═════ Provided records

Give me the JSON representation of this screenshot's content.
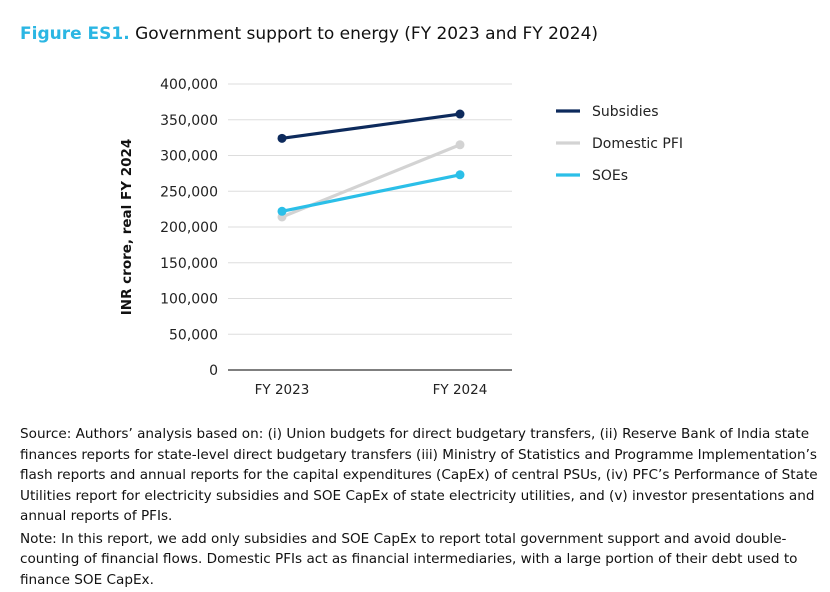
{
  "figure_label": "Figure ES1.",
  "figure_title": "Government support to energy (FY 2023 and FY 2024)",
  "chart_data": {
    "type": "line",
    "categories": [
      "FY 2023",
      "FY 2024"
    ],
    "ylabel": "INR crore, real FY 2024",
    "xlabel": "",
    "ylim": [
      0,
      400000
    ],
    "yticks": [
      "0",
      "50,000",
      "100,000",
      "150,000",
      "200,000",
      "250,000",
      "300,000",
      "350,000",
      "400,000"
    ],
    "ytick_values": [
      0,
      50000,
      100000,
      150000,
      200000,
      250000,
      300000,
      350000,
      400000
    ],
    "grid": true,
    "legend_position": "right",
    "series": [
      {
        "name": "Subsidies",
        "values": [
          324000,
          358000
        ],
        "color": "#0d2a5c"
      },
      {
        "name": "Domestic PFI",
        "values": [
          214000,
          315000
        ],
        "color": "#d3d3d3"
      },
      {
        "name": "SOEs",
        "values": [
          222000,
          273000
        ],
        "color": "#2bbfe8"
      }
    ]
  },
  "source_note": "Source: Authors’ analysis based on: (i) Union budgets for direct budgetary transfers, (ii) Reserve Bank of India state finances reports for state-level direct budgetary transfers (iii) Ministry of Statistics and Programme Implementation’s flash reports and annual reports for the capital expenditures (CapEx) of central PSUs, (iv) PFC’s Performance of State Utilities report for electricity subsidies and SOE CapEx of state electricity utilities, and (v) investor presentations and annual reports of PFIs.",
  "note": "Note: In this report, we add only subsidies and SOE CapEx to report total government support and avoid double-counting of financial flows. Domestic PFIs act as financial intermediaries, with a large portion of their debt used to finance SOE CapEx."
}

══════════

[Brief] From the listing above, pick out each line where the word "support" appears.

[Solution to the exercise]
  "figure_title": "Government support to energy (FY 2023 and FY 2024)",
  "note": "Note: In this report, we add only subsidies and SOE CapEx to report total government support and avoid double-counting of financial flows. Domestic PFIs act as financial intermediaries, with a large portion of their debt used to finance SOE CapEx."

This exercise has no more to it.